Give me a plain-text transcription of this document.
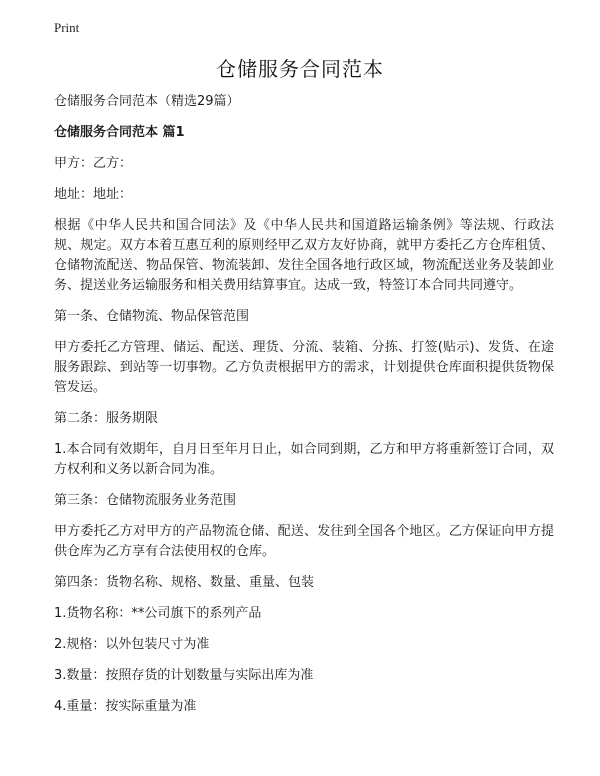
Print
仓储服务合同范本

仓储服务合同范本（精选29篇）

仓储服务合同范本 篇1

甲方：乙方：

地址：地址：

根据《中华人民共和国合同法》及《中华人民共和国道路运输条例》等法规、行政法规、规定。双方本着互惠互利的原则经甲乙双方友好协商，就甲方委托乙方仓库租赁、仓储物流配送、物品保管、物流装卸、发往全国各地行政区域，物流配送业务及装卸业务、提送业务运输服务和相关费用结算事宜。达成一致，特签订本合同共同遵守。

第一条、仓储物流、物品保管范围

甲方委托乙方管理、储运、配送、理货、分流、装箱、分拣、打签(贴示)、发货、在途服务跟踪、到站等一切事物。乙方负责根据甲方的需求，计划提供仓库面积提供货物保管发运。

第二条：服务期限

1.本合同有效期年，自月日至年月日止，如合同到期，乙方和甲方将重新签订合同，双方权利和义务以新合同为准。

第三条：仓储物流服务业务范围

甲方委托乙方对甲方的产品物流仓储、配送、发往到全国各个地区。乙方保证向甲方提供仓库为乙方享有合法使用权的仓库。

第四条：货物名称、规格、数量、重量、包装

1.货物名称：**公司旗下的系列产品

2.规格：以外包装尺寸为准

3.数量：按照存货的计划数量与实际出库为准

4.重量：按实际重量为准
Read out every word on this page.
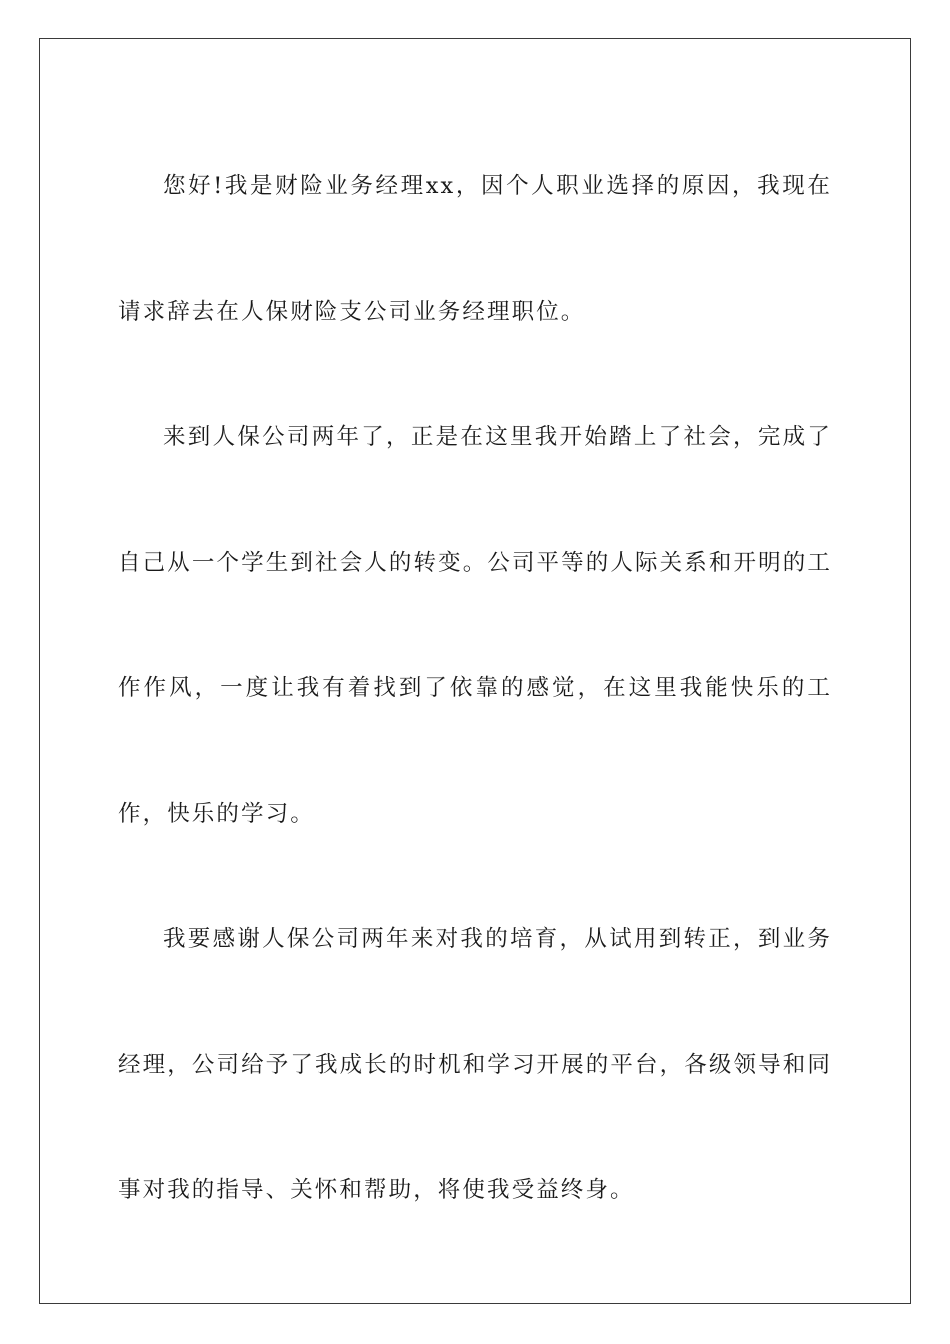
您好!我是财险业务经理xx，因个人职业选择的原因，我现在请求辞去在人保财险支公司业务经理职位。

来到人保公司两年了，正是在这里我开始踏上了社会，完成了自己从一个学生到社会人的转变。公司平等的人际关系和开明的工作作风，一度让我有着找到了依靠的感觉，在这里我能快乐的工作，快乐的学习。

我要感谢人保公司两年来对我的培育，从试用到转正，到业务经理，公司给予了我成长的时机和学习开展的平台，各级领导和同事对我的指导、关怀和帮助，将使我受益终身。
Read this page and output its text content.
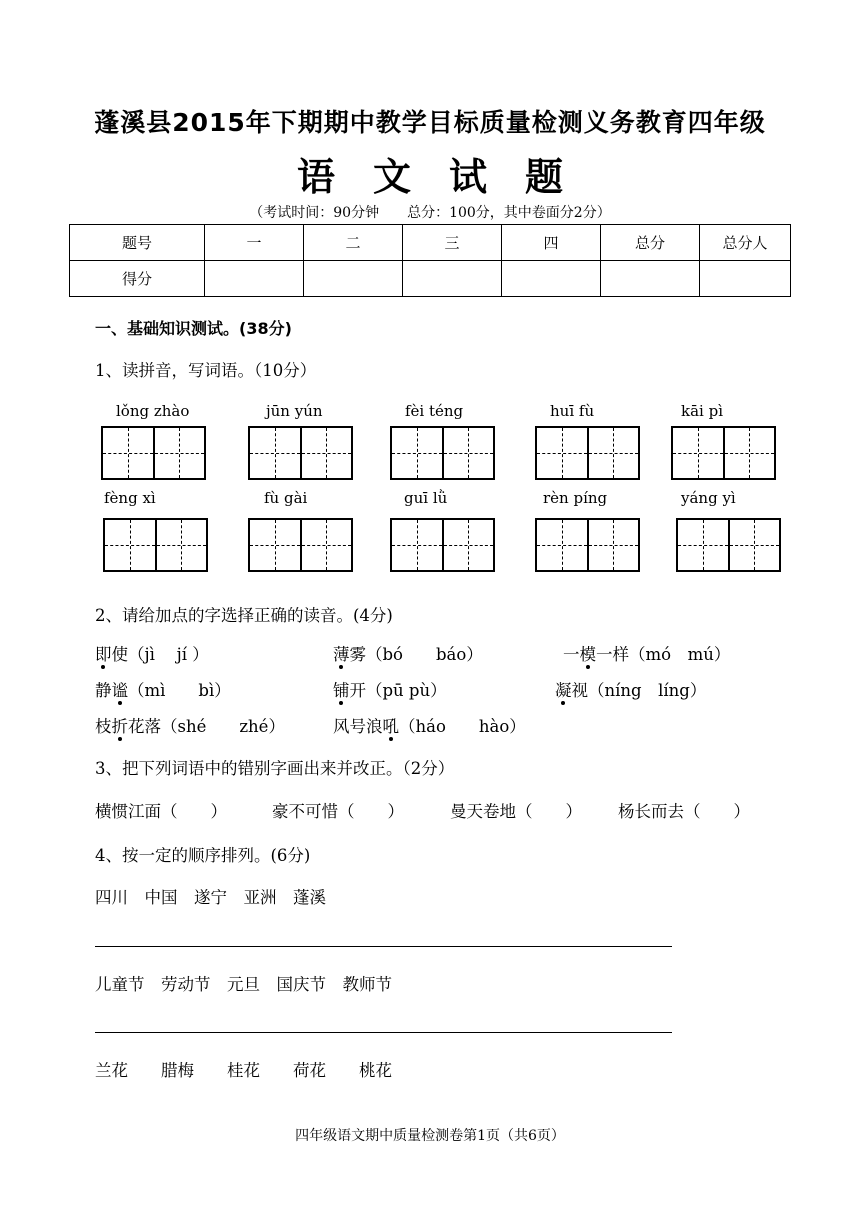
蓬溪县2015年下期期中教学目标质量检测义务教育四年级
语文试题
（考试时间：90分钟　　总分：100分，其中卷面分2分）
题号	一	二	三	四	总分	总分人
得分						
一、基础知识测试。(38分)
1、读拼音，写词语。（10分）
lǒng zhào	jūn yún	fèi téng	huī fù	kāi pì
fèng xì	fù gài	guī lǜ	rèn píng	yáng yì
2、请给加点的字选择正确的读音。(4分)
即使（jì　 jí ）	薄雾（bó　　báo）	一模一样（mó　mú）
静谧（mì　　bì）	铺开（pū pù）	凝视（níng　líng）
枝折花落（shé　　zhé）	风号浪吼（háo　　hào）
3、把下列词语中的错别字画出来并改正。（2分）
横惯江面（　　）	豪不可惜（　　）	曼天卷地（　　） 杨长而去（　　）
4、按一定的顺序排列。(6分)
四川　中国　遂宁　亚洲　蓬溪
儿童节　劳动节　元旦　国庆节　教师节
兰花　　腊梅　　桂花　　荷花　　桃花
四年级语文期中质量检测卷第1页（共6页）
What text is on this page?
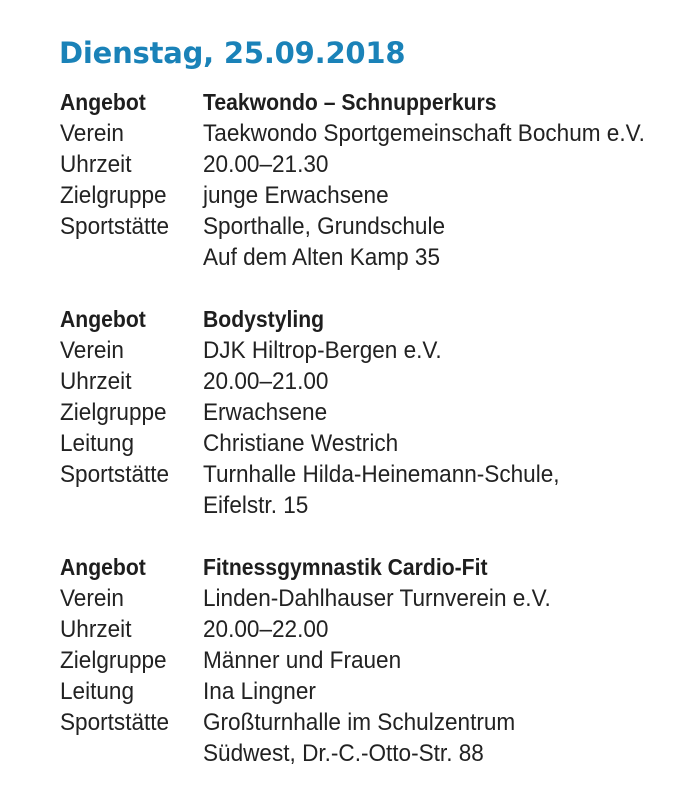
Dienstag, 25.09.2018
Angebot	Teakwondo – Schnupperkurs
Verein	Taekwondo Sportgemeinschaft Bochum e.V.
Uhrzeit	20.00–21.30
Zielgruppe	junge Erwachsene
Sportstätte	Sporthalle, Grundschule
Auf dem Alten Kamp 35
Angebot	Bodystyling
Verein	DJK Hiltrop-Bergen e.V.
Uhrzeit	20.00–21.00
Zielgruppe	Erwachsene
Leitung	Christiane Westrich
Sportstätte	Turnhalle Hilda-Heinemann-Schule,
Eifelstr. 15
Angebot	Fitnessgymnastik Cardio-Fit
Verein	Linden-Dahlhauser Turnverein e.V.
Uhrzeit	20.00–22.00
Zielgruppe	Männer und Frauen
Leitung	Ina Lingner
Sportstätte	Großturnhalle im Schulzentrum
Südwest, Dr.-C.-Otto-Str. 88
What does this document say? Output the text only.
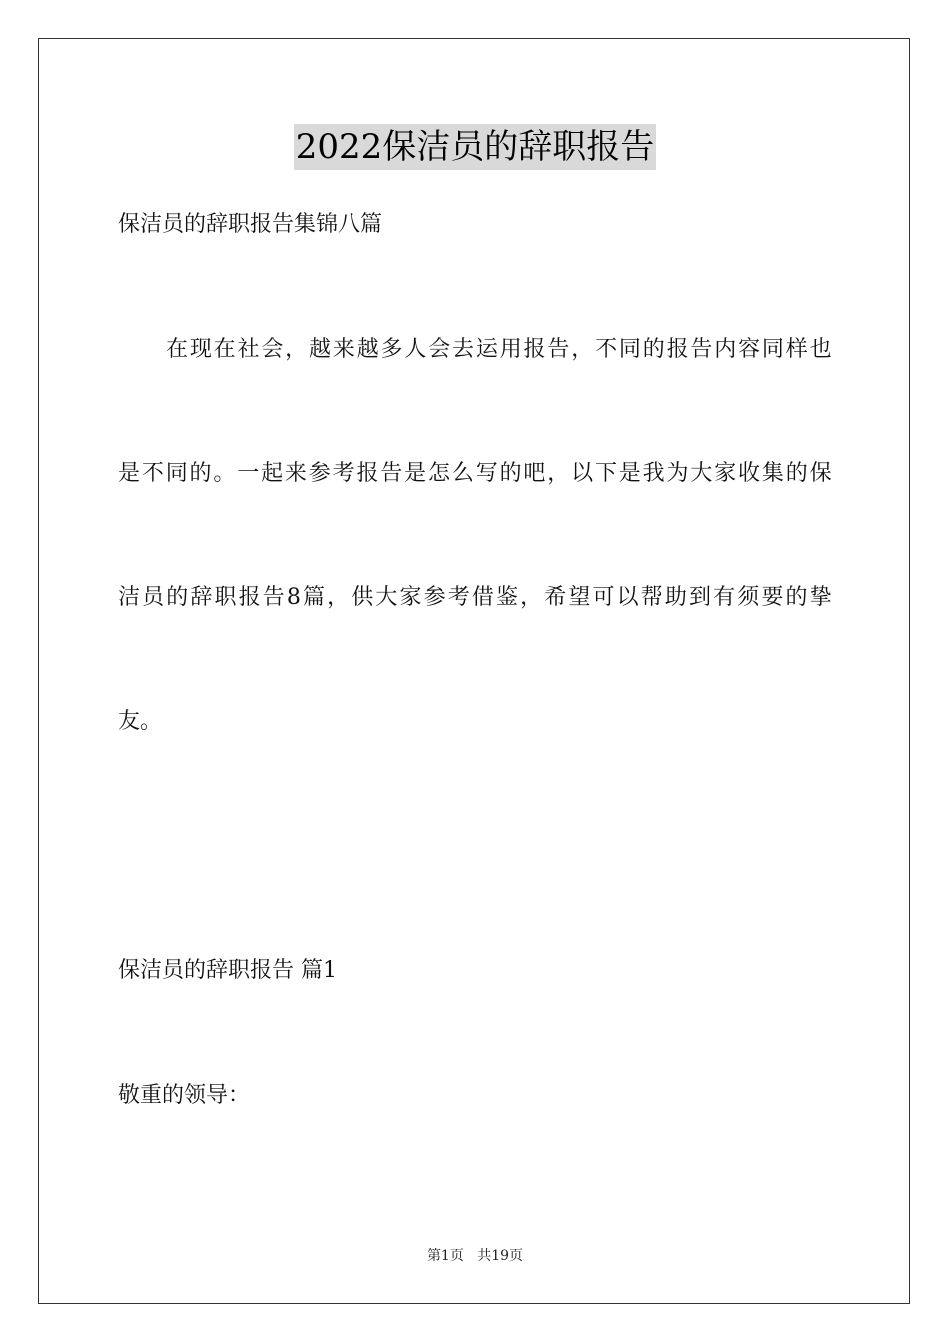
2022保洁员的辞职报告
保洁员的辞职报告集锦八篇
在现在社会，越来越多人会去运用报告，不同的报告内容同样也
是不同的。一起来参考报告是怎么写的吧，以下是我为大家收集的保
洁员的辞职报告8篇，供大家参考借鉴，希望可以帮助到有须要的挚
友。
保洁员的辞职报告 篇1
敬重的领导：
第1页 共19页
--------------------------------------------------
▶ Task directions
Copy the records word for word, leaving no picture in the copy.

▶ Finished exercise
Give me a plain-text transcription of this document.
Print
仓储服务合同范本

仓储服务合同范本（精选29篇）

仓储服务合同范本 篇1

甲方：乙方：

地址：地址：

根据《中华人民共和国合同法》及《中华人民共和国道路运输条例》等法规、行政法规、规定。双方本着互惠互利的原则经甲乙双方友好协商，就甲方委托乙方仓库租赁、仓储物流配送、物品保管、物流装卸、发往全国各地行政区域，物流配送业务及装卸业务、提送业务运输服务和相关费用结算事宜。达成一致，特签订本合同共同遵守。

第一条、仓储物流、物品保管范围

甲方委托乙方管理、储运、配送、理货、分流、装箱、分拣、打签(贴示)、发货、在途服务跟踪、到站等一切事物。乙方负责根据甲方的需求，计划提供仓库面积提供货物保管发运。

第二条：服务期限

1.本合同有效期年，自月日至年月日止，如合同到期，乙方和甲方将重新签订合同，双方权利和义务以新合同为准。

第三条：仓储物流服务业务范围

甲方委托乙方对甲方的产品物流仓储、配送、发往到全国各个地区。乙方保证向甲方提供仓库为乙方享有合法使用权的仓库。

第四条：货物名称、规格、数量、重量、包装

1.货物名称：**公司旗下的系列产品

2.规格：以外包装尺寸为准

3.数量：按照存货的计划数量与实际出库为准

4.重量：按实际重量为准
Read out every word on this page.
您好!我是财险业务经理xx，因个人职业选择的原因，我现在请求辞去在人保财险支公司业务经理职位。

来到人保公司两年了，正是在这里我开始踏上了社会，完成了自己从一个学生到社会人的转变。公司平等的人际关系和开明的工作作风，一度让我有着找到了依靠的感觉，在这里我能快乐的工作，快乐的学习。

我要感谢人保公司两年来对我的培育，从试用到转正，到业务经理，公司给予了我成长的时机和学习开展的平台，各级领导和同事对我的指导、关怀和帮助，将使我受益终身。
Read this page and output its text content.
蓬溪县2015年下期期中教学目标质量检测义务教育四年级
语文试题
（考试时间：90分钟　　总分：100分，其中卷面分2分）
题号	一	二	三	四	总分	总分人
得分						
一、基础知识测试。(38分)
1、读拼音，写词语。（10分）
lǒng zhào	jūn yún	fèi téng	huī fù	kāi pì
fèng xì	fù gài	guī lǜ	rèn píng	yáng yì
2、请给加点的字选择正确的读音。(4分)
即使（jì　 jí ）	薄雾（bó　　báo）	一模一样（mó　mú）
静谧（mì　　bì）	铺开（pū pù）	凝视（níng　líng）
枝折花落（shé　　zhé）	风号浪吼（háo　　hào）
3、把下列词语中的错别字画出来并改正。（2分）
横惯江面（　　）	豪不可惜（　　）	曼天卷地（　　） 杨长而去（　　）
4、按一定的顺序排列。(6分)
四川　中国　遂宁　亚洲　蓬溪
儿童节　劳动节　元旦　国庆节　教师节
兰花　　腊梅　　桂花　　荷花　　桃花
四年级语文期中质量检测卷第1页（共6页）
What text is on this page?
Dienstag, 25.09.2018
Angebot	Teakwondo – Schnupperkurs
Verein	Taekwondo Sportgemeinschaft Bochum e.V.
Uhrzeit	20.00–21.30
Zielgruppe	junge Erwachsene
Sportstätte	Sporthalle, Grundschule
Auf dem Alten Kamp 35
Angebot	Bodystyling
Verein	DJK Hiltrop-Bergen e.V.
Uhrzeit	20.00–21.00
Zielgruppe	Erwachsene
Leitung	Christiane Westrich
Sportstätte	Turnhalle Hilda-Heinemann-Schule,
Eifelstr. 15
Angebot	Fitnessgymnastik Cardio-Fit
Verein	Linden-Dahlhauser Turnverein e.V.
Uhrzeit	20.00–22.00
Zielgruppe	Männer und Frauen
Leitung	Ina Lingner
Sportstätte	Großturnhalle im Schulzentrum
Südwest, Dr.-C.-Otto-Str. 88
What does this document say? Output the text only.
2022保洁员的辞职报告
保洁员的辞职报告集锦八篇
在现在社会，越来越多人会去运用报告，不同的报告内容同样也
是不同的。一起来参考报告是怎么写的吧，以下是我为大家收集的保
洁员的辞职报告8篇，供大家参考借鉴，希望可以帮助到有须要的挚
友。
保洁员的辞职报告 篇1
敬重的领导：
第1页 共19页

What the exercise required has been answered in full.